Extracted data entries:
+++

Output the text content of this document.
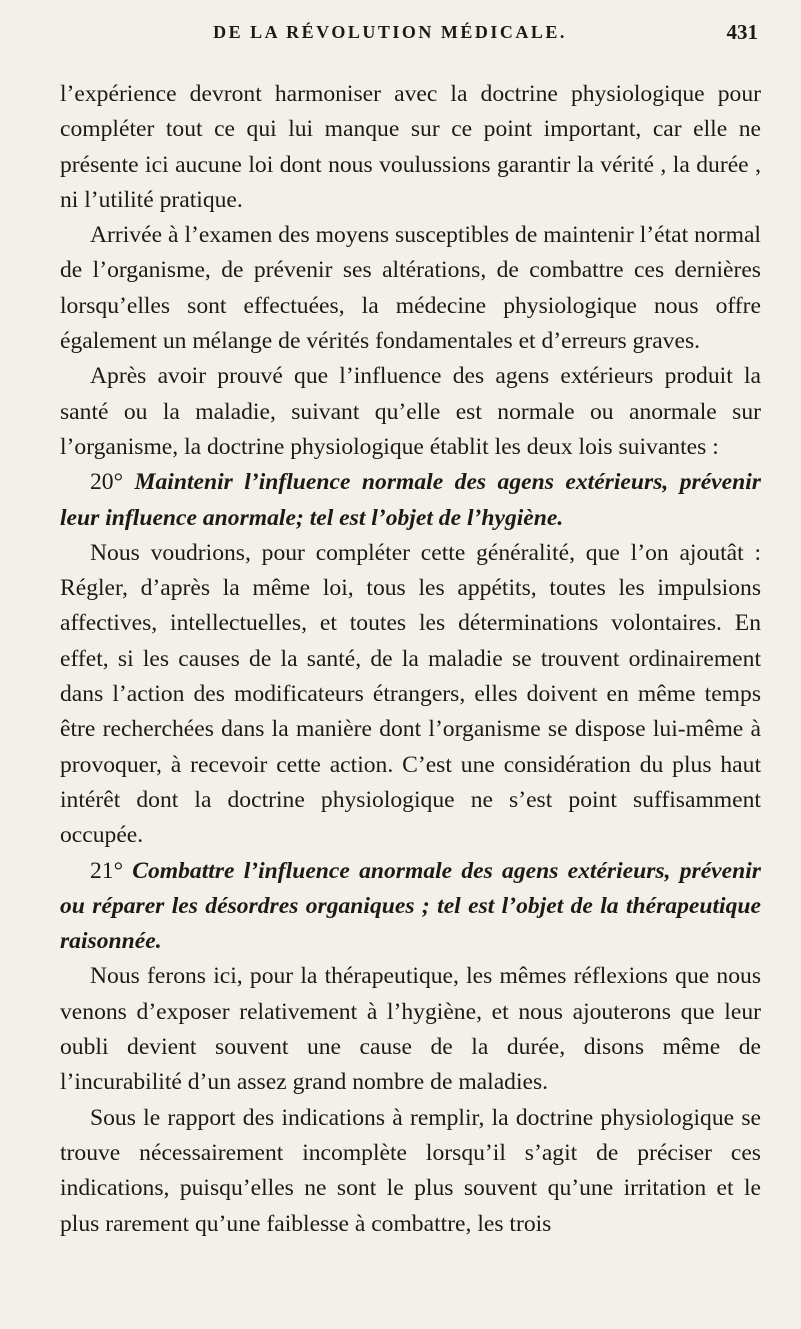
DE LA RÉVOLUTION MÉDICALE.	431

l’expérience devront harmoniser avec la doctrine physiologique pour compléter tout ce qui lui manque sur ce point important, car elle ne présente ici aucune loi dont nous voulussions garantir la vérité , la durée , ni l’utilité pratique.

Arrivée à l’examen des moyens susceptibles de maintenir l’état normal de l’organisme, de prévenir ses altérations, de combattre ces dernières lorsqu’elles sont effectuées, la médecine physiologique nous offre également un mélange de vérités fondamentales et d’erreurs graves.

Après avoir prouvé que l’influence des agens extérieurs produit la santé ou la maladie, suivant qu’elle est normale ou anormale sur l’organisme, la doctrine physiologique établit les deux lois suivantes :

20° Maintenir l’influence normale des agens extérieurs, prévenir leur influence anormale; tel est l’objet de l’hygiène.

Nous voudrions, pour compléter cette généralité, que l’on ajoutât : Régler, d’après la même loi, tous les appétits, toutes les impulsions affectives, intellectuelles, et toutes les déterminations volontaires. En effet, si les causes de la santé, de la maladie se trouvent ordinairement dans l’action des modificateurs étrangers, elles doivent en même temps être recherchées dans la manière dont l’organisme se dispose lui-même à provoquer, à recevoir cette action. C’est une considération du plus haut intérêt dont la doctrine physiologique ne s’est point suffisamment occupée.

21° Combattre l’influence anormale des agens extérieurs, prévenir ou réparer les désordres organiques ; tel est l’objet de la thérapeutique raisonnée.

Nous ferons ici, pour la thérapeutique, les mêmes réflexions que nous venons d’exposer relativement à l’hygiène, et nous ajouterons que leur oubli devient souvent une cause de la durée, disons même de l’incurabilité d’un assez grand nombre de maladies.

Sous le rapport des indications à remplir, la doctrine physiologique se trouve nécessairement incomplète lorsqu’il s’agit de préciser ces indications, puisqu’elles ne sont le plus souvent qu’une irritation et le plus rarement qu’une faiblesse à combattre, les trois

+++

What count of lines in the listing contain the word "souvent"? Reply with the number only.

2